Language of document : ECLI:EU:C:2024:47

Affaire C621/21

WS

contre

Intervyuirasht organ na Darzhavna agentsia za bezhantsite pri Ministerskia savet

(demande de décision préjudicielle, introduite par l’Administrativen sad Sofia-grad)

 Arrêt de la Cour (grande chambre) du 16 janvier 2024

« Renvoi préjudiciel – Espace de liberté, de sécurité et de justice – Politique commune en matière d’asile – Directive 2011/95/UE – Conditions pour pouvoir bénéficier du statut de réfugié – Article 2, sous d) – Motifs de la persécution – “Appartenance à un certain groupe social” – Article 10, paragraphe 1, sous d) – Actes de persécution – Article 9, paragraphes 1 et 2 – Lien entre les motifs et les actes de persécution, ou entre les motifs de persécution et l’absence de protection contre de tels actes – Article 9, paragraphe 3 – Acteurs non étatiques – Article 6, sous c) – Conditions de la protection subsidiaire – Article 2, sous f) – “Atteintes graves” – Article 15, sous a) et b) – Évaluation des demandes de protection internationale aux fins de l’octroi du statut de réfugié ou du statut conféré par la protection subsidiaire – Article 4 – Violence envers les femmes fondée sur le sexe – Violences domestiques – Menace de “crime d’honneur” »

1.        Contrôles aux frontières, asile et immigration – Politique d’asile – Statut de réfugié ou statut conféré par la protection subsidiaire – Directive 2011/95 – Conditions d’octroi du statut de réfugié – Risque de subir une persécution – Motifs de la persécution – Évaluation – Notion d’appartenance à un certain groupe social – Ensemble de femmes d’un même pays d’origine ou groupes plus restreints de femmes partageant une caractéristique commune supplémentaire, selon les conditions prévalant dans ce pays – Inclusion

[Art. 78, § 1 et 2, TFUE ; directive du Parlement européen et du Conseil 2011/95, art. 2, d), 4, § 3 et 4, et 10, § 1, d)]

(voir points 37, 38, 44, 46, 47, 49-62, disp. 1)

2.        Contrôles aux frontières, asile et immigration – Politique d’asile – Statut de réfugié ou statut conféré par la protection subsidiaire – Directive 2011/95 – Conditions d’octroi du statut de réfugié – Crainte d’un demandeur d’être persécuté, dans son pays d’origine, par des acteurs non étatiques – Exigence d’un lien entre motifs de persécution et actes de persécution – Absence – Condition – Établissement d’un lien entre un motif de persécution et l’absence de protection contre des actes de persécution par les acteurs de la protection

[Directive du Parlement européen et du Conseil 2011/95, art. 6, c), 7, § 1, 9, § 1 à 3, et 10, § 1]

(voir points 64-67, 70, disp. 2)

3.        Contrôles aux frontières, asile et immigration – Politique d’asile – Statut de réfugié ou statut conféré par la protection subsidiaire – Directive 2011/95 – Conditions pour pouvoir bénéficier de la protection subsidiaire – Atteintes graves – Notion – Menace réelle, pour le demandeur, d’être tué ou de se voir infliger des actes de violence par un membre de sa famille ou de sa communauté en raison de la transgression supposée de normes culturelles, religieuses ou traditionnelles – Inclusion

[Directive du Parlement européen et du Conseil 2011/95, art. 2, g), 15, a) et b), et 18]

(voir points 75-80, disp. 3)

▶ _Lignes de données_:

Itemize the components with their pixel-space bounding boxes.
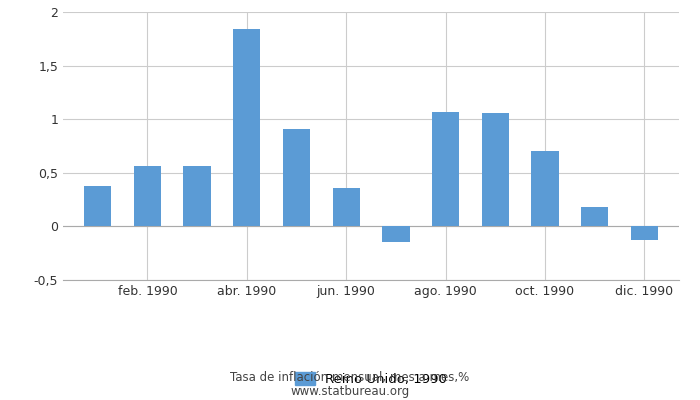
...
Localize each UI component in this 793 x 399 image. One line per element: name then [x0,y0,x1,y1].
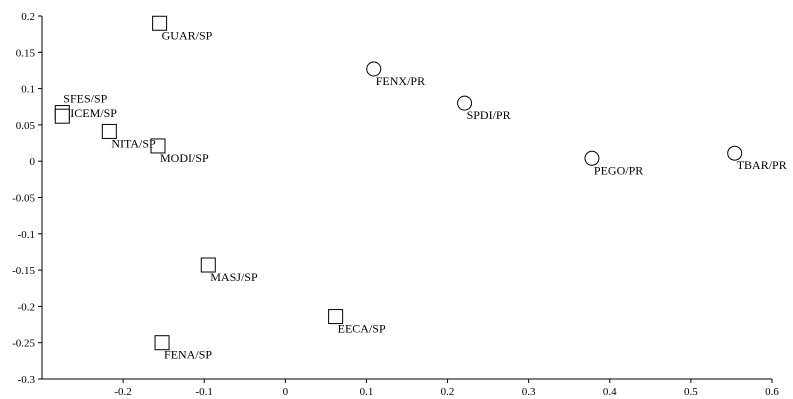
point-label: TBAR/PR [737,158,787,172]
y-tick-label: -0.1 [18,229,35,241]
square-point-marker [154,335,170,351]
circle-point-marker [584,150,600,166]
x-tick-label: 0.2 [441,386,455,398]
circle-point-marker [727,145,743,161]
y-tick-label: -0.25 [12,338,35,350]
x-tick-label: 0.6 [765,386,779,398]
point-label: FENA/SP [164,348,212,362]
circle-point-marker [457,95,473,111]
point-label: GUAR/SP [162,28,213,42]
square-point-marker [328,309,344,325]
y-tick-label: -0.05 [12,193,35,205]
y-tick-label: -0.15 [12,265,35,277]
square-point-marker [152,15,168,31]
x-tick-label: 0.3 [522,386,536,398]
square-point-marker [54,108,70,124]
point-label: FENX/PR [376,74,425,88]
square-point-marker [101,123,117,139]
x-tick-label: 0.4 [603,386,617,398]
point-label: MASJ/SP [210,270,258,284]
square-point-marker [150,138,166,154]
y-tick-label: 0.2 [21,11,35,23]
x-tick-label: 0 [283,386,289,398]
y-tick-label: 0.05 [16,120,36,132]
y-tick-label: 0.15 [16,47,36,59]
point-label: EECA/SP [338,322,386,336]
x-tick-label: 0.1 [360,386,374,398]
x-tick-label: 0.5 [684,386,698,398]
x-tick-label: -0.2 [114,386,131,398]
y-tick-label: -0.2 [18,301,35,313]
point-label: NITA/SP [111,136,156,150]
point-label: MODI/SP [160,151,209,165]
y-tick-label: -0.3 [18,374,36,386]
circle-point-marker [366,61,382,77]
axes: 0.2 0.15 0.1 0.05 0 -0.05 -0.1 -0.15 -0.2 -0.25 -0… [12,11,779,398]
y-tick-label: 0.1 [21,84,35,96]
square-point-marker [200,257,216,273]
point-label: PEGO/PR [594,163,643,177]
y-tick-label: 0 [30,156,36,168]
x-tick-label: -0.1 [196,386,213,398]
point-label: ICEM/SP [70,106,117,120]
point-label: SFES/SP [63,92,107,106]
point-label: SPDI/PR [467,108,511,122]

▶ _Tâche brève 1_: Selon le sommaire de l'arrêt relatif à l'affaire C621/21, quelle juridiction a introduit la demande de décision préjudicielle ?
▶ _Tâche brève 2_: Prolongez le sommaire de l'arrêt relatif à l'affaire C621/21 à partir de sa dernière ligne.

▶ _Résultat 1_: L'Administrativen sad Sofia-grad.

▶ _Résultat 2_:
Résumé

Saisie à titre préjudiciel, la Cour, réunie en grande chambre, fournit des précisions sur le motif de persécution susceptible de conduire à la reconnaissance du statut de réfugié que constitue l’« appartenance à un certain groupe social » (1) lorsque le demandeur de protection internationale est une femme, qui allègue craindre, en cas de retour dans son pays d’origine, d’être tuée ou de se voir infliger des actes de violence par un membre de sa famille ou de sa communauté, en raison de la transgression supposée de normes culturelles, religieuses ou traditionnelles.

WS est une ressortissante turque d’origine kurde. Arrivée légalement en Bulgarie en juin 2018, elle a ensuite rejoint un membre de sa famille en Allemagne, où elle a introduit une demande de protection internationale. À la suite d’une demande des autorités allemandes, WS a été reprise en charge par les autorités bulgares aux fins de l’examen de sa demande de protection internationale, en vertu d’une décision adoptée en février 2019 par l’Agence nationale pour les réfugiés (2) (ci-après la « DAB »).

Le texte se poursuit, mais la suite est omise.